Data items
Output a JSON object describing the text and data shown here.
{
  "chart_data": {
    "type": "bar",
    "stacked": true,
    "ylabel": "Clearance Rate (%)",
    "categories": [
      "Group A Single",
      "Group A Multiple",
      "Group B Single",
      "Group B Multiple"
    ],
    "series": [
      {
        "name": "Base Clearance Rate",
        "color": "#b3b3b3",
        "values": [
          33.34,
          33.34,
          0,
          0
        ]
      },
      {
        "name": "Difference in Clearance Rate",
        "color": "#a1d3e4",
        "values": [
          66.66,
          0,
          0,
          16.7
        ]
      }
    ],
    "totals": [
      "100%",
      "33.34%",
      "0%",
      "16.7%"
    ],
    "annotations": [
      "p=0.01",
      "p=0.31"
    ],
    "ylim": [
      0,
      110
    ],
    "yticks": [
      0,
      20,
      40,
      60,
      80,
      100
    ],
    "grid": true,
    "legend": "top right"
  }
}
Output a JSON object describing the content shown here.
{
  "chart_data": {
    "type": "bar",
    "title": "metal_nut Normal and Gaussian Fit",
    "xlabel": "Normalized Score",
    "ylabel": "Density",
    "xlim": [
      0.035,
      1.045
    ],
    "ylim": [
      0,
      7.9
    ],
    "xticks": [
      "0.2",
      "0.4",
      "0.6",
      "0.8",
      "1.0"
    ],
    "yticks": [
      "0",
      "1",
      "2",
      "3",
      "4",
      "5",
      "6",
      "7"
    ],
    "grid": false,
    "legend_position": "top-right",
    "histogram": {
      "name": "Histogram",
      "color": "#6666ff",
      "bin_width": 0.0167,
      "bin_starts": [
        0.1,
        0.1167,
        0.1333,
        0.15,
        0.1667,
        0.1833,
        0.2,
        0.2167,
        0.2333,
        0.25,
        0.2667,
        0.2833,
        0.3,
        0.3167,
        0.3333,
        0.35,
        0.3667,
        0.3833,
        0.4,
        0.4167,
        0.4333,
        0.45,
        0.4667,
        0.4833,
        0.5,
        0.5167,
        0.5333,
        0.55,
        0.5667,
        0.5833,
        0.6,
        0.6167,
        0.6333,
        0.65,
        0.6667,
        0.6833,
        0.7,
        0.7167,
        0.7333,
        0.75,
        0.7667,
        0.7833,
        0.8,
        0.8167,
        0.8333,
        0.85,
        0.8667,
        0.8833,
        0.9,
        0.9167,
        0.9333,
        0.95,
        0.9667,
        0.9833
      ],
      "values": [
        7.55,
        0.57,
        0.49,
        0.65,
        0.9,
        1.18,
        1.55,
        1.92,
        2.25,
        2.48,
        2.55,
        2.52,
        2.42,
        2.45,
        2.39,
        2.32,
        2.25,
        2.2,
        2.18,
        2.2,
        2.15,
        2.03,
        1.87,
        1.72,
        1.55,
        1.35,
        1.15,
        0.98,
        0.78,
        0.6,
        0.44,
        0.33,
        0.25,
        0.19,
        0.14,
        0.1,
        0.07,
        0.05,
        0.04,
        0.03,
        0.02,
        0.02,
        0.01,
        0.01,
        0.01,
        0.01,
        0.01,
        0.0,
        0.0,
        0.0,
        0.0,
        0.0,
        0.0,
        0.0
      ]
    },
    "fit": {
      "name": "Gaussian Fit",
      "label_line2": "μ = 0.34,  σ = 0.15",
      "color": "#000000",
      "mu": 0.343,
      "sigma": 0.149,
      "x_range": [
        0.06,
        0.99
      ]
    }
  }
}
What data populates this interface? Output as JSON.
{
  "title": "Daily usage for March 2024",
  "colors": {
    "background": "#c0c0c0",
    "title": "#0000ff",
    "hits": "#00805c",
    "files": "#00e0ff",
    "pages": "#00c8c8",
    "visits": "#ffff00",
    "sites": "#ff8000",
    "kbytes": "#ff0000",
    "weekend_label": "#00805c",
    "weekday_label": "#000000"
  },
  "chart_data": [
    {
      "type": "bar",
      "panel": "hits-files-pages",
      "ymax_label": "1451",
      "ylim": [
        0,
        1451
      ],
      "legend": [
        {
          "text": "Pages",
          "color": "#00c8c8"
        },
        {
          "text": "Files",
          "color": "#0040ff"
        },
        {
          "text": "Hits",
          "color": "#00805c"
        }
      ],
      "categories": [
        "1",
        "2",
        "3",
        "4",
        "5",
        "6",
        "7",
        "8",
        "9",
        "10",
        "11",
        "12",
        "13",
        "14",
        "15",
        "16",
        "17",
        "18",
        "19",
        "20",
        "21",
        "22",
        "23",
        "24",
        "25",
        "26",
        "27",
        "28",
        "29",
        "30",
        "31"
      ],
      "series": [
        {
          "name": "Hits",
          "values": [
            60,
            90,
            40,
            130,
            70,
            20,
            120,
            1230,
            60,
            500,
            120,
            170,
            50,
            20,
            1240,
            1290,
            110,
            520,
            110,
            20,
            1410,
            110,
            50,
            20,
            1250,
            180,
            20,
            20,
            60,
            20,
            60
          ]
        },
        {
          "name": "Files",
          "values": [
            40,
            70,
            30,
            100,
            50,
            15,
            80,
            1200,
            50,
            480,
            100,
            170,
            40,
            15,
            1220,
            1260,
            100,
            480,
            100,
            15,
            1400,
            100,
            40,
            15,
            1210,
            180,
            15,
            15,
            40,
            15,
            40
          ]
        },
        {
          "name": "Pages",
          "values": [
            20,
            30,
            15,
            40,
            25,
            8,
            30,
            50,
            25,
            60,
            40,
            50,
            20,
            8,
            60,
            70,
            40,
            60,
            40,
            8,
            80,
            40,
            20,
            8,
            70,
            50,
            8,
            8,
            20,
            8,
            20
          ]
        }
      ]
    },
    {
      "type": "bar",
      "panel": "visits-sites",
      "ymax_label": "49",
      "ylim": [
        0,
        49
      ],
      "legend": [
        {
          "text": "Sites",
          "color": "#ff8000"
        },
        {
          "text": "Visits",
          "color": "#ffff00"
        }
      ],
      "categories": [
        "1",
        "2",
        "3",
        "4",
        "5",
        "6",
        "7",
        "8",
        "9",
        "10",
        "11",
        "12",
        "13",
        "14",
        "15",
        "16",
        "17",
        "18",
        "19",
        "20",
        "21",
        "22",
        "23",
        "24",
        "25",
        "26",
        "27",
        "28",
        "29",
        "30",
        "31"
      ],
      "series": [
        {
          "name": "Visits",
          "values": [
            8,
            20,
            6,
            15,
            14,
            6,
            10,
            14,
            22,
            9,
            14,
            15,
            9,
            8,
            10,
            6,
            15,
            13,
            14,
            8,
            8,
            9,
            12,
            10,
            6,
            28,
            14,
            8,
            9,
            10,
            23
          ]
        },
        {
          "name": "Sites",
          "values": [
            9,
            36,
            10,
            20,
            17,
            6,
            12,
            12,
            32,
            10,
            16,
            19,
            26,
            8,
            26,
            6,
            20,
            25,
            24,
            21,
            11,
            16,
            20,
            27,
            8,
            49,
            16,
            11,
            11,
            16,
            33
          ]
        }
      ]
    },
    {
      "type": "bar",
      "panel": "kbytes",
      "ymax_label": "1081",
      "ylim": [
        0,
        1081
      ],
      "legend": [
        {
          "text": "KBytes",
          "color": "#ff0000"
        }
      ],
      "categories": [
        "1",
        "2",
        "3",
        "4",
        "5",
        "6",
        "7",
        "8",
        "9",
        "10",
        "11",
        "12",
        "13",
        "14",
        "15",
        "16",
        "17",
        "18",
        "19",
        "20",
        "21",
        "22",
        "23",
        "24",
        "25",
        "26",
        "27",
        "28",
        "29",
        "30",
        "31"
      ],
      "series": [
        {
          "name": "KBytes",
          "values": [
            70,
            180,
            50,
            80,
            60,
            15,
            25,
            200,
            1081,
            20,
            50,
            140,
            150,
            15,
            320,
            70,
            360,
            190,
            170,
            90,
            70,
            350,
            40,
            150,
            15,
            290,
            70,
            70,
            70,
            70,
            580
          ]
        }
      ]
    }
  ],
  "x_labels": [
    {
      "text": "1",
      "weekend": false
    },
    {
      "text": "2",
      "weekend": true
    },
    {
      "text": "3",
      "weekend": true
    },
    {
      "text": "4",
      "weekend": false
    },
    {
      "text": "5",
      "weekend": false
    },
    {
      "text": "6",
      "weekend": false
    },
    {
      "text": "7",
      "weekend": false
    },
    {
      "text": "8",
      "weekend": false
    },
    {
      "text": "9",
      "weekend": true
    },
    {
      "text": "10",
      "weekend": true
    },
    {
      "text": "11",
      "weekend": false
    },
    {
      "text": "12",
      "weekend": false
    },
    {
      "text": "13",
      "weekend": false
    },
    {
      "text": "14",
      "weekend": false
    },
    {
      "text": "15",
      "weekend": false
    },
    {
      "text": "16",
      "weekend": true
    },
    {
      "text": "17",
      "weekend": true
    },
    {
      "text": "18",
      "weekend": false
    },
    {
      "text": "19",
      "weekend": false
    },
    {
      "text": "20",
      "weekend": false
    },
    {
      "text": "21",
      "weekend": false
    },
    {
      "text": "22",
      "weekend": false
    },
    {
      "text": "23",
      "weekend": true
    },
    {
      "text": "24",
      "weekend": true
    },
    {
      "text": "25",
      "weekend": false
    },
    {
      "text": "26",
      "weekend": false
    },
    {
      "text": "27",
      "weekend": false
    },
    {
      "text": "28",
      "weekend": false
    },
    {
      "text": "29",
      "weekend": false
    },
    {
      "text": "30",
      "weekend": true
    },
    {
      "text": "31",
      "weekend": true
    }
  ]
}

WHAT YOU ARE ASKED TO DO
Which lines hold the word "Group"? Show each one.

ANSWER FOR THE TASK
      "Group A Single",
      "Group A Multiple",
      "Group B Single",
      "Group B Multiple"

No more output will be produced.